+++ Dataset

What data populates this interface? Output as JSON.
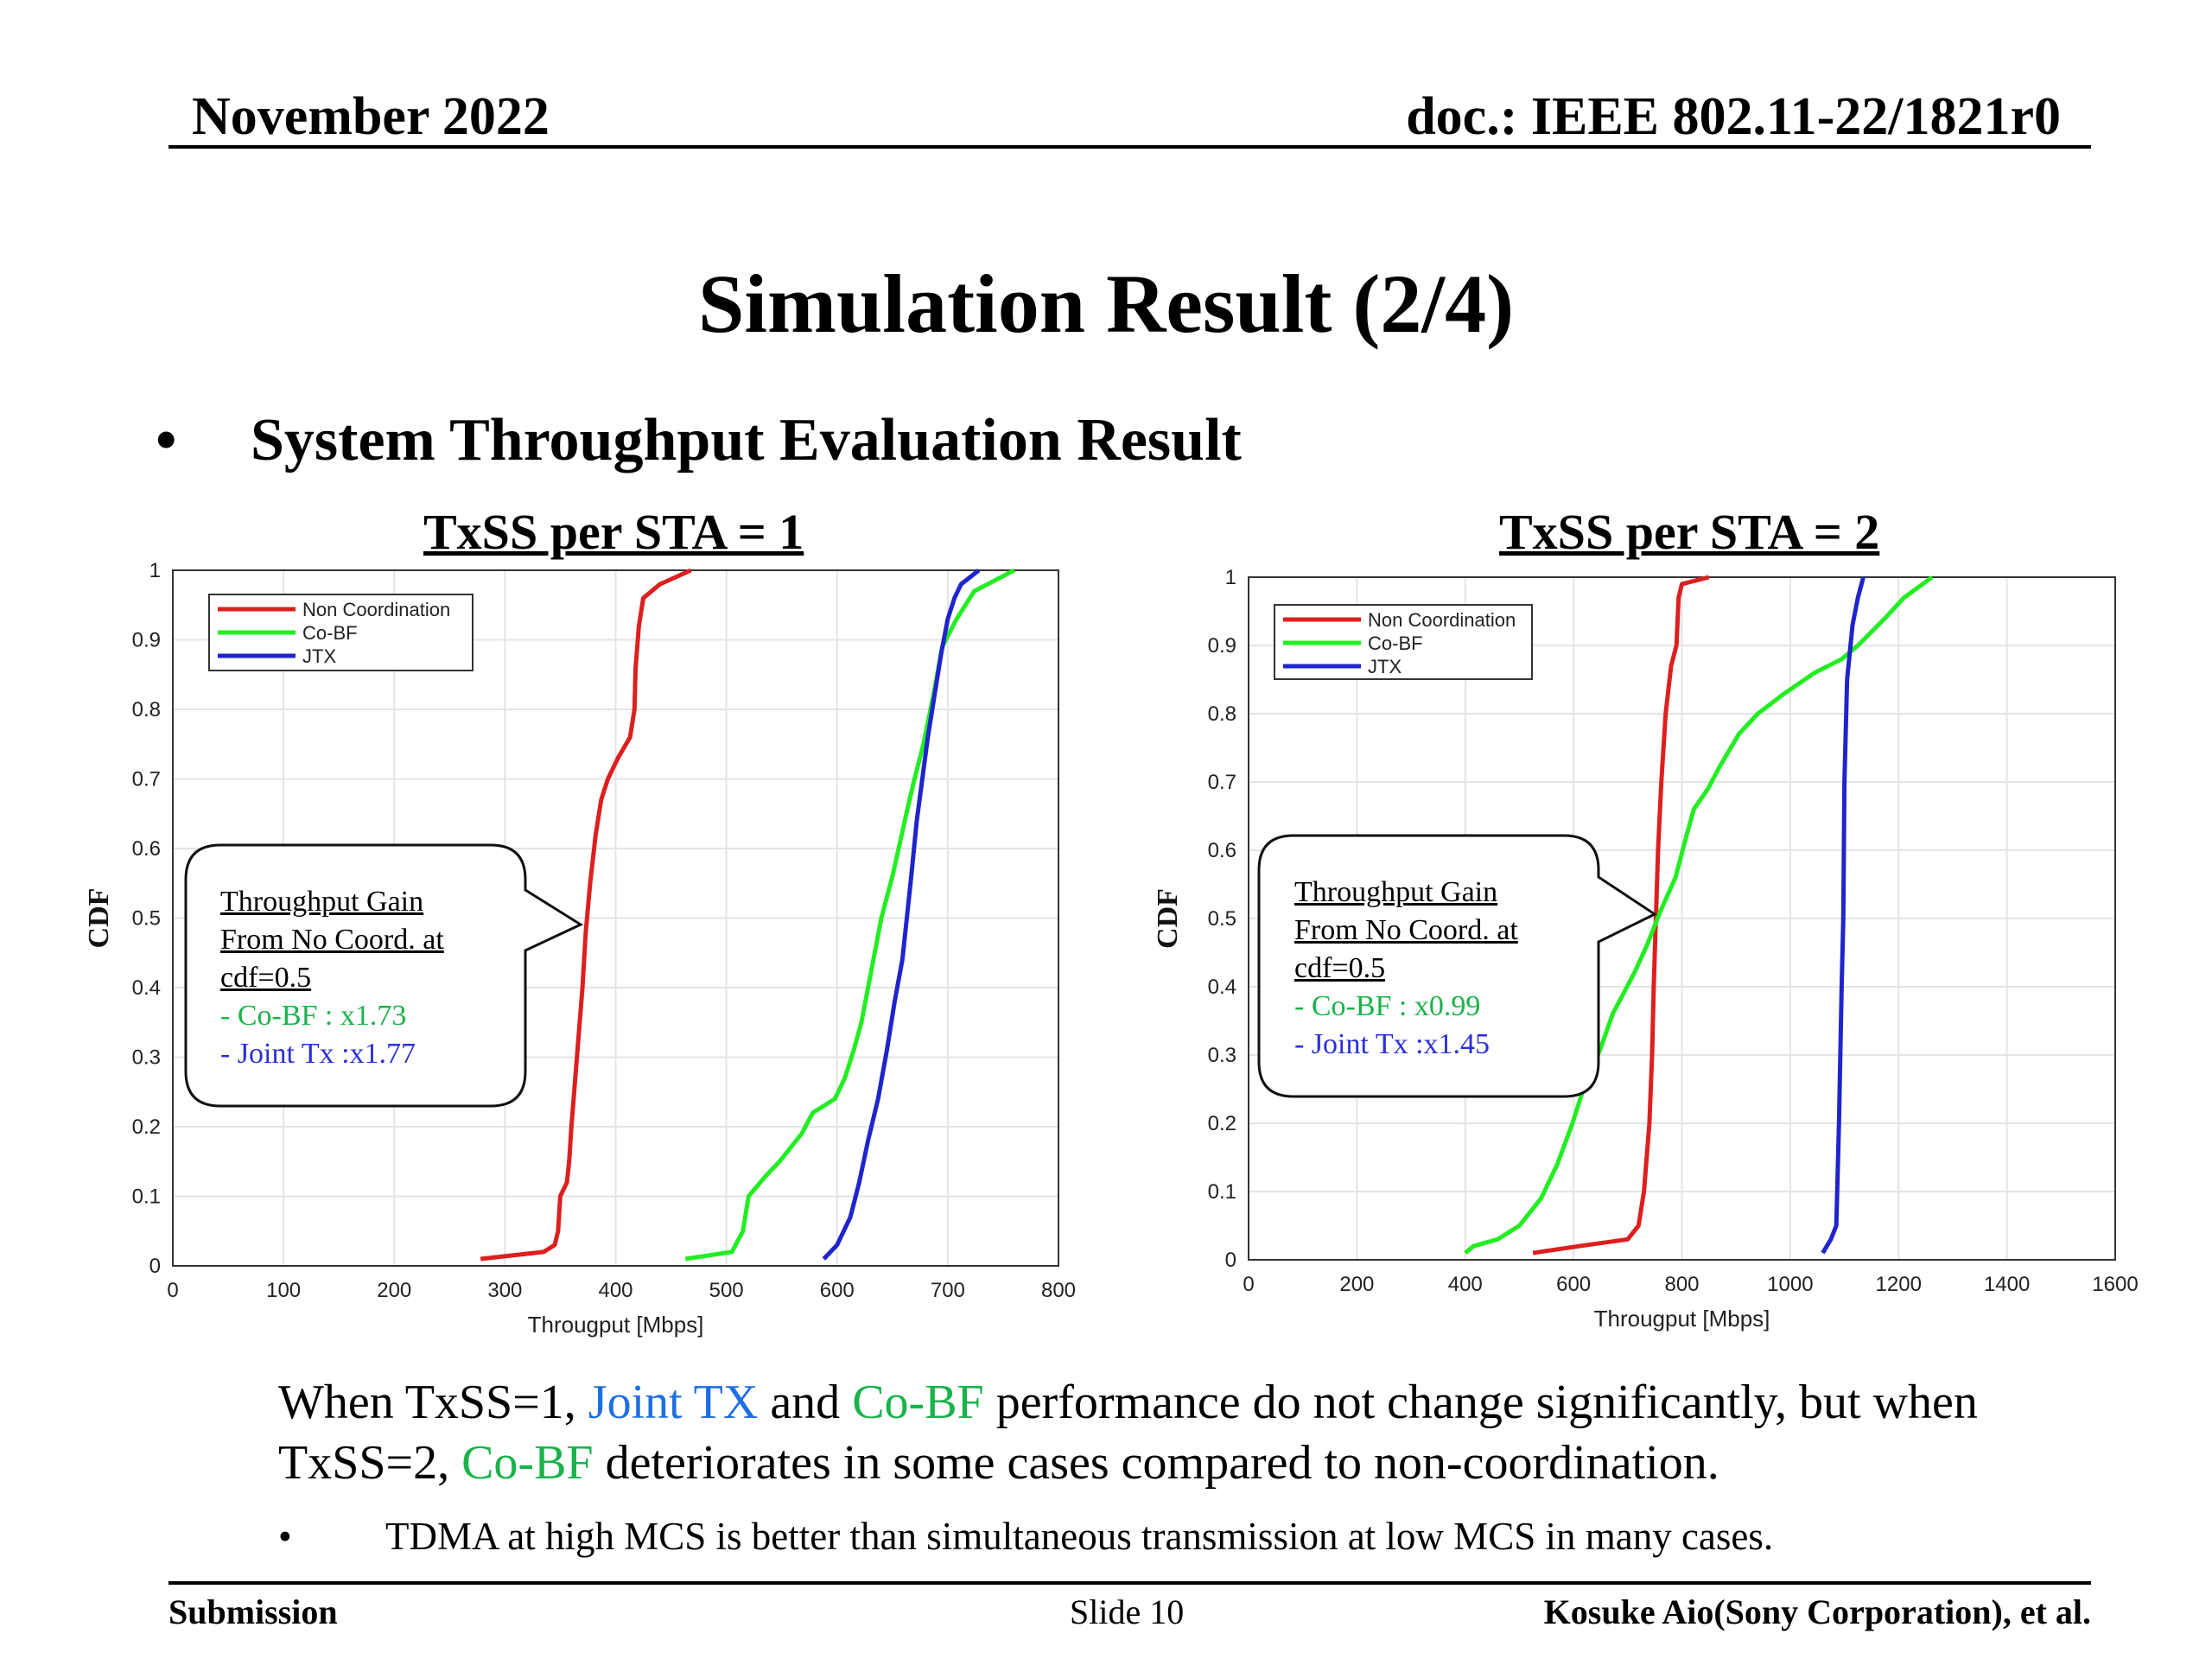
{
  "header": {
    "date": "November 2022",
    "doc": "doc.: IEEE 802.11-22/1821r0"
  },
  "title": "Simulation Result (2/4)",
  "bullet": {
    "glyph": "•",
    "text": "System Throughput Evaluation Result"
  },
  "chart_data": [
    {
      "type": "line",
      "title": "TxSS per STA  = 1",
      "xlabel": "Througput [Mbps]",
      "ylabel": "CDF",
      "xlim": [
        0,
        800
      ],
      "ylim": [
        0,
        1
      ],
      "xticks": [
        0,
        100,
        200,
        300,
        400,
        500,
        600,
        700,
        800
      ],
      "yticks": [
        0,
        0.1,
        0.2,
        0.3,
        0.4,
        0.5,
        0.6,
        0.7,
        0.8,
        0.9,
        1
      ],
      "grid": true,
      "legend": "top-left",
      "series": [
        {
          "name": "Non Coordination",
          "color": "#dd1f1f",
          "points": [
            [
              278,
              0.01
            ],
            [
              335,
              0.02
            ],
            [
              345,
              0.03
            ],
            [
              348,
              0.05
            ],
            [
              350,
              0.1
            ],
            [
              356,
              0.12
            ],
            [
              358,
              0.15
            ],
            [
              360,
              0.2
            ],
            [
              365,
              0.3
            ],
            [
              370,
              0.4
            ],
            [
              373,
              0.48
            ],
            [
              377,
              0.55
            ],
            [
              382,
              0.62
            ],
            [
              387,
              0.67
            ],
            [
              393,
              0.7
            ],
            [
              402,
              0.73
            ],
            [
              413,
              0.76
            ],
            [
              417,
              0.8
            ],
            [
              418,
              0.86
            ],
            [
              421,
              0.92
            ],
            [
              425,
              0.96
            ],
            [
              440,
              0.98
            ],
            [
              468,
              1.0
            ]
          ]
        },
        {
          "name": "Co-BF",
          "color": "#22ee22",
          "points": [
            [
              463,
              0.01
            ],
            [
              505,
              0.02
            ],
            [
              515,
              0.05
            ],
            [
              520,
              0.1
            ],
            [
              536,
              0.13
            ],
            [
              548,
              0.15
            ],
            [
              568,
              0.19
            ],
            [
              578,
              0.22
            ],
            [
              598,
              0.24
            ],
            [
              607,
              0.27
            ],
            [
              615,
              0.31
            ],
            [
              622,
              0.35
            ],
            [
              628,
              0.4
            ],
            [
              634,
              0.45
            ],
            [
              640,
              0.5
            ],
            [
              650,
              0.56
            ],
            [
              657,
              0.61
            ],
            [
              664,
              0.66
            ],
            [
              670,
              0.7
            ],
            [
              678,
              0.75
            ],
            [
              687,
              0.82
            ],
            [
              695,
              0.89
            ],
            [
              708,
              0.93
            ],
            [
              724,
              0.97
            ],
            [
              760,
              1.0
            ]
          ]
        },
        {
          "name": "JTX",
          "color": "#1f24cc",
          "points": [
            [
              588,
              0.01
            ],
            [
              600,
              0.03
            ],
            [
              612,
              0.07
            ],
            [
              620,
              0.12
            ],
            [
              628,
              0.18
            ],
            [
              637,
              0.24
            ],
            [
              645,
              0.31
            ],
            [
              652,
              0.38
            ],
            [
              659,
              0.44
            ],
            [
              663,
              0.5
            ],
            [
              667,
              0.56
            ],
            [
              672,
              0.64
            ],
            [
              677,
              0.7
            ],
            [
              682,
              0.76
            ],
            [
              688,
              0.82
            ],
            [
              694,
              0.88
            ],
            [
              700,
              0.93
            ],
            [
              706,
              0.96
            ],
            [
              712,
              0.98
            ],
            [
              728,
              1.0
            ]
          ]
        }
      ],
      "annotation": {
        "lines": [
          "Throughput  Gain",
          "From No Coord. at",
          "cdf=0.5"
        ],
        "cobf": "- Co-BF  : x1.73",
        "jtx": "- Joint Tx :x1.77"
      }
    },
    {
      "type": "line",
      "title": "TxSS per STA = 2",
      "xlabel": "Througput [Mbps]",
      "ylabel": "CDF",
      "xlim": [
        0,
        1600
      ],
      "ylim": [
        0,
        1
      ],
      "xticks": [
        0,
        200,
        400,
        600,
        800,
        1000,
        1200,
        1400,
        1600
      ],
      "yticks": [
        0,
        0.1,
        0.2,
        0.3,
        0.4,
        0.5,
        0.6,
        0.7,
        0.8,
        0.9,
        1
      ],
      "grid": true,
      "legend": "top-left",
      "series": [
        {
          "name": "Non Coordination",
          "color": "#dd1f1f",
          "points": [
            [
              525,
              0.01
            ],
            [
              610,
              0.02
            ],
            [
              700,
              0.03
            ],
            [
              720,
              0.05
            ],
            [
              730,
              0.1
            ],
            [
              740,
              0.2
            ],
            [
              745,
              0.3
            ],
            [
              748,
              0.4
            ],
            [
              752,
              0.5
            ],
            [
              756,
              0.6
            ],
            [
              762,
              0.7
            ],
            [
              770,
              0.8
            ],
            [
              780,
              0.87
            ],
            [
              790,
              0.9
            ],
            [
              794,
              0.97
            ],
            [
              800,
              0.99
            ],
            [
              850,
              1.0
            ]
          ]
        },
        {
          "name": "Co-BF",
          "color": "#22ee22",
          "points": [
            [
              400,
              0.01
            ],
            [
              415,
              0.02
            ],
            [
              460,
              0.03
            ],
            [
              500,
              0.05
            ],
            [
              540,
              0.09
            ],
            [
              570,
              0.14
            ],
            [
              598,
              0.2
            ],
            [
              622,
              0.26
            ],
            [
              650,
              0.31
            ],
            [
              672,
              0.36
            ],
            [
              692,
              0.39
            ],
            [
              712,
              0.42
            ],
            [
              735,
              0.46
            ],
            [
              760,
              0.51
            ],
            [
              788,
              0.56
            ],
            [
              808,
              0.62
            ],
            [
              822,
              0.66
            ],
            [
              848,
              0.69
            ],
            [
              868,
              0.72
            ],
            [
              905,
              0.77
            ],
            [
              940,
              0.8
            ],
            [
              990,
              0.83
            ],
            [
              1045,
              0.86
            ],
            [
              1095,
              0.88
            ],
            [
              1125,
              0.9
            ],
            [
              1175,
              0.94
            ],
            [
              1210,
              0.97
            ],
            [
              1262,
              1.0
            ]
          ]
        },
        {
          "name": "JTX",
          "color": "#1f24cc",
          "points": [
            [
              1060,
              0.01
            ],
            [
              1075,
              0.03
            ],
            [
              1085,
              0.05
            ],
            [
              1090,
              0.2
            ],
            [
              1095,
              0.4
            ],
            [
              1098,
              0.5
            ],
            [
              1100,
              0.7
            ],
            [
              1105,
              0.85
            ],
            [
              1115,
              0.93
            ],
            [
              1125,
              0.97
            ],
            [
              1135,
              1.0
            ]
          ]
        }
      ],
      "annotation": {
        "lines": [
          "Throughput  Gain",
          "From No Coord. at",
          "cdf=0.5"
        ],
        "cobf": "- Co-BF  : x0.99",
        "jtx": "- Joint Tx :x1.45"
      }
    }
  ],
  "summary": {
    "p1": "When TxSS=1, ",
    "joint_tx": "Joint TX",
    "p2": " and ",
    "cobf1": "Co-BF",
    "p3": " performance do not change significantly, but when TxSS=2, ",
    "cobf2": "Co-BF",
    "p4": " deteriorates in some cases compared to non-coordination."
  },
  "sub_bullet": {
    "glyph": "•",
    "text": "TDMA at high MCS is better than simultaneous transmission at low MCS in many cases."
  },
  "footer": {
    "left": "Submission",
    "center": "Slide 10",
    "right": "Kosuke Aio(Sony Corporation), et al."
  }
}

++++++

(Instructions for the task) Please write out all the data again word for word, but not the pictures.

(Output for this task)
What data populates this interface? Output as JSON.
{
  "header": {
    "date": "November 2022",
    "doc": "doc.: IEEE 802.11-22/1821r0"
  },
  "title": "Simulation Result (2/4)",
  "bullet": {
    "glyph": "•",
    "text": "System Throughput Evaluation Result"
  },
  "chart_data": [
    {
      "type": "line",
      "title": "TxSS per STA  = 1",
      "xlabel": "Througput [Mbps]",
      "ylabel": "CDF",
      "xlim": [
        0,
        800
      ],
      "ylim": [
        0,
        1
      ],
      "xticks": [
        0,
        100,
        200,
        300,
        400,
        500,
        600,
        700,
        800
      ],
      "yticks": [
        0,
        0.1,
        0.2,
        0.3,
        0.4,
        0.5,
        0.6,
        0.7,
        0.8,
        0.9,
        1
      ],
      "grid": true,
      "legend": "top-left",
      "series": [
        {
          "name": "Non Coordination",
          "color": "#dd1f1f",
          "points": [
            [
              278,
              0.01
            ],
            [
              335,
              0.02
            ],
            [
              345,
              0.03
            ],
            [
              348,
              0.05
            ],
            [
              350,
              0.1
            ],
            [
              356,
              0.12
            ],
            [
              358,
              0.15
            ],
            [
              360,
              0.2
            ],
            [
              365,
              0.3
            ],
            [
              370,
              0.4
            ],
            [
              373,
              0.48
            ],
            [
              377,
              0.55
            ],
            [
              382,
              0.62
            ],
            [
              387,
              0.67
            ],
            [
              393,
              0.7
            ],
            [
              402,
              0.73
            ],
            [
              413,
              0.76
            ],
            [
              417,
              0.8
            ],
            [
              418,
              0.86
            ],
            [
              421,
              0.92
            ],
            [
              425,
              0.96
            ],
            [
              440,
              0.98
            ],
            [
              468,
              1.0
            ]
          ]
        },
        {
          "name": "Co-BF",
          "color": "#22ee22",
          "points": [
            [
              463,
              0.01
            ],
            [
              505,
              0.02
            ],
            [
              515,
              0.05
            ],
            [
              520,
              0.1
            ],
            [
              536,
              0.13
            ],
            [
              548,
              0.15
            ],
            [
              568,
              0.19
            ],
            [
              578,
              0.22
            ],
            [
              598,
              0.24
            ],
            [
              607,
              0.27
            ],
            [
              615,
              0.31
            ],
            [
              622,
              0.35
            ],
            [
              628,
              0.4
            ],
            [
              634,
              0.45
            ],
            [
              640,
              0.5
            ],
            [
              650,
              0.56
            ],
            [
              657,
              0.61
            ],
            [
              664,
              0.66
            ],
            [
              670,
              0.7
            ],
            [
              678,
              0.75
            ],
            [
              687,
              0.82
            ],
            [
              695,
              0.89
            ],
            [
              708,
              0.93
            ],
            [
              724,
              0.97
            ],
            [
              760,
              1.0
            ]
          ]
        },
        {
          "name": "JTX",
          "color": "#1f24cc",
          "points": [
            [
              588,
              0.01
            ],
            [
              600,
              0.03
            ],
            [
              612,
              0.07
            ],
            [
              620,
              0.12
            ],
            [
              628,
              0.18
            ],
            [
              637,
              0.24
            ],
            [
              645,
              0.31
            ],
            [
              652,
              0.38
            ],
            [
              659,
              0.44
            ],
            [
              663,
              0.5
            ],
            [
              667,
              0.56
            ],
            [
              672,
              0.64
            ],
            [
              677,
              0.7
            ],
            [
              682,
              0.76
            ],
            [
              688,
              0.82
            ],
            [
              694,
              0.88
            ],
            [
              700,
              0.93
            ],
            [
              706,
              0.96
            ],
            [
              712,
              0.98
            ],
            [
              728,
              1.0
            ]
          ]
        }
      ],
      "annotation": {
        "lines": [
          "Throughput  Gain",
          "From No Coord. at",
          "cdf=0.5"
        ],
        "cobf": "- Co-BF  : x1.73",
        "jtx": "- Joint Tx :x1.77"
      }
    },
    {
      "type": "line",
      "title": "TxSS per STA = 2",
      "xlabel": "Througput [Mbps]",
      "ylabel": "CDF",
      "xlim": [
        0,
        1600
      ],
      "ylim": [
        0,
        1
      ],
      "xticks": [
        0,
        200,
        400,
        600,
        800,
        1000,
        1200,
        1400,
        1600
      ],
      "yticks": [
        0,
        0.1,
        0.2,
        0.3,
        0.4,
        0.5,
        0.6,
        0.7,
        0.8,
        0.9,
        1
      ],
      "grid": true,
      "legend": "top-left",
      "series": [
        {
          "name": "Non Coordination",
          "color": "#dd1f1f",
          "points": [
            [
              525,
              0.01
            ],
            [
              610,
              0.02
            ],
            [
              700,
              0.03
            ],
            [
              720,
              0.05
            ],
            [
              730,
              0.1
            ],
            [
              740,
              0.2
            ],
            [
              745,
              0.3
            ],
            [
              748,
              0.4
            ],
            [
              752,
              0.5
            ],
            [
              756,
              0.6
            ],
            [
              762,
              0.7
            ],
            [
              770,
              0.8
            ],
            [
              780,
              0.87
            ],
            [
              790,
              0.9
            ],
            [
              794,
              0.97
            ],
            [
              800,
              0.99
            ],
            [
              850,
              1.0
            ]
          ]
        },
        {
          "name": "Co-BF",
          "color": "#22ee22",
          "points": [
            [
              400,
              0.01
            ],
            [
              415,
              0.02
            ],
            [
              460,
              0.03
            ],
            [
              500,
              0.05
            ],
            [
              540,
              0.09
            ],
            [
              570,
              0.14
            ],
            [
              598,
              0.2
            ],
            [
              622,
              0.26
            ],
            [
              650,
              0.31
            ],
            [
              672,
              0.36
            ],
            [
              692,
              0.39
            ],
            [
              712,
              0.42
            ],
            [
              735,
              0.46
            ],
            [
              760,
              0.51
            ],
            [
              788,
              0.56
            ],
            [
              808,
              0.62
            ],
            [
              822,
              0.66
            ],
            [
              848,
              0.69
            ],
            [
              868,
              0.72
            ],
            [
              905,
              0.77
            ],
            [
              940,
              0.8
            ],
            [
              990,
              0.83
            ],
            [
              1045,
              0.86
            ],
            [
              1095,
              0.88
            ],
            [
              1125,
              0.9
            ],
            [
              1175,
              0.94
            ],
            [
              1210,
              0.97
            ],
            [
              1262,
              1.0
            ]
          ]
        },
        {
          "name": "JTX",
          "color": "#1f24cc",
          "points": [
            [
              1060,
              0.01
            ],
            [
              1075,
              0.03
            ],
            [
              1085,
              0.05
            ],
            [
              1090,
              0.2
            ],
            [
              1095,
              0.4
            ],
            [
              1098,
              0.5
            ],
            [
              1100,
              0.7
            ],
            [
              1105,
              0.85
            ],
            [
              1115,
              0.93
            ],
            [
              1125,
              0.97
            ],
            [
              1135,
              1.0
            ]
          ]
        }
      ],
      "annotation": {
        "lines": [
          "Throughput  Gain",
          "From No Coord. at",
          "cdf=0.5"
        ],
        "cobf": "- Co-BF  : x0.99",
        "jtx": "- Joint Tx :x1.45"
      }
    }
  ],
  "summary": {
    "p1": "When TxSS=1, ",
    "joint_tx": "Joint TX",
    "p2": " and ",
    "cobf1": "Co-BF",
    "p3": " performance do not change significantly, but when TxSS=2, ",
    "cobf2": "Co-BF",
    "p4": " deteriorates in some cases compared to non-coordination."
  },
  "sub_bullet": {
    "glyph": "•",
    "text": "TDMA at high MCS is better than simultaneous transmission at low MCS in many cases."
  },
  "footer": {
    "left": "Submission",
    "center": "Slide 10",
    "right": "Kosuke Aio(Sony Corporation), et al."
  }
}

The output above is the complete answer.